EXERCISE: Copy all of the data below word for word, but leave the pictures out.

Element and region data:

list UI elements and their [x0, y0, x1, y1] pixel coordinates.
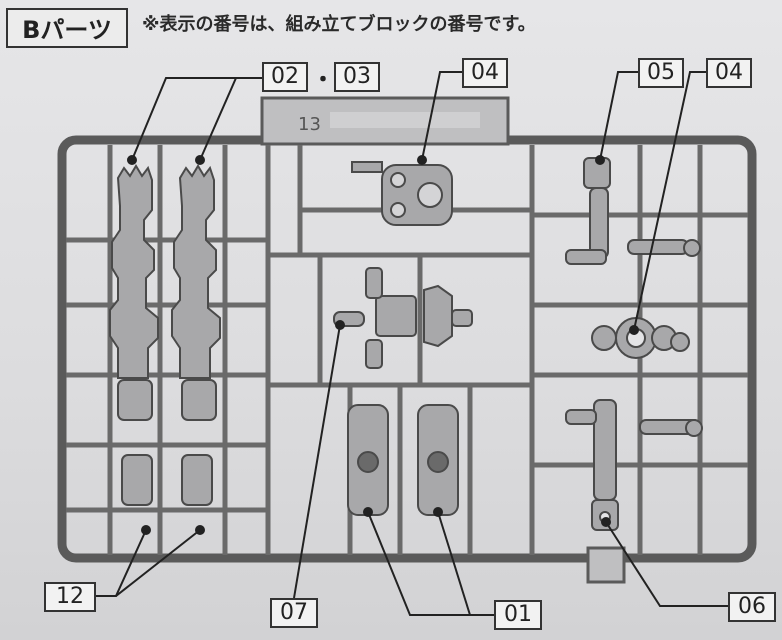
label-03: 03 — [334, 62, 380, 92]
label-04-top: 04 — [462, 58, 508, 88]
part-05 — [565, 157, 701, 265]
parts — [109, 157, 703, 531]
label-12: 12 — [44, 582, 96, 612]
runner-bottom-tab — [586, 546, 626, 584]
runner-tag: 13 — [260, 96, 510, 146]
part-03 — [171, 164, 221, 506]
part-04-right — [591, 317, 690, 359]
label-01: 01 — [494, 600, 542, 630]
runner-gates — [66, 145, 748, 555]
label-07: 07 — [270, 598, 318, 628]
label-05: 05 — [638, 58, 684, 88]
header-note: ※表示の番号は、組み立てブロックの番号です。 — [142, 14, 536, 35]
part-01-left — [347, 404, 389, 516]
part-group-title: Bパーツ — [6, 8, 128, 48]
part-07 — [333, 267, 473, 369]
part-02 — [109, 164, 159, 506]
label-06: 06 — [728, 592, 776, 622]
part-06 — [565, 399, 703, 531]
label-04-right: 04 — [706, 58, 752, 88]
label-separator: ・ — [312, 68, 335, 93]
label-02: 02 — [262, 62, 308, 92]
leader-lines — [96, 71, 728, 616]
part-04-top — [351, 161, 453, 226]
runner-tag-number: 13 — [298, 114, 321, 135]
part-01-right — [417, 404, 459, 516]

EXERCISE ANSWER:
list UI elements and their [x0, y0, x1, y1] pixel coordinates.
label-03: 03 — [334, 62, 380, 92]
label-04-top: 04 — [462, 58, 508, 88]
part-05 — [565, 157, 701, 265]
parts — [109, 157, 703, 531]
label-12: 12 — [44, 582, 96, 612]
runner-bottom-tab — [586, 546, 626, 584]
runner-tag: 13 — [260, 96, 510, 146]
part-03 — [171, 164, 221, 506]
part-04-right — [591, 317, 690, 359]
label-01: 01 — [494, 600, 542, 630]
runner-gates — [66, 145, 748, 555]
label-07: 07 — [270, 598, 318, 628]
label-05: 05 — [638, 58, 684, 88]
header-note: ※表示の番号は、組み立てブロックの番号です。 — [142, 14, 536, 35]
part-01-left — [347, 404, 389, 516]
part-group-title: Bパーツ — [6, 8, 128, 48]
part-07 — [333, 267, 473, 369]
part-02 — [109, 164, 159, 506]
label-06: 06 — [728, 592, 776, 622]
part-06 — [565, 399, 703, 531]
label-04-right: 04 — [706, 58, 752, 88]
label-separator: ・ — [312, 68, 335, 93]
label-02: 02 — [262, 62, 308, 92]
leader-lines — [96, 71, 728, 616]
part-04-top — [351, 161, 453, 226]
runner-tag-number: 13 — [298, 114, 321, 135]
part-01-right — [417, 404, 459, 516]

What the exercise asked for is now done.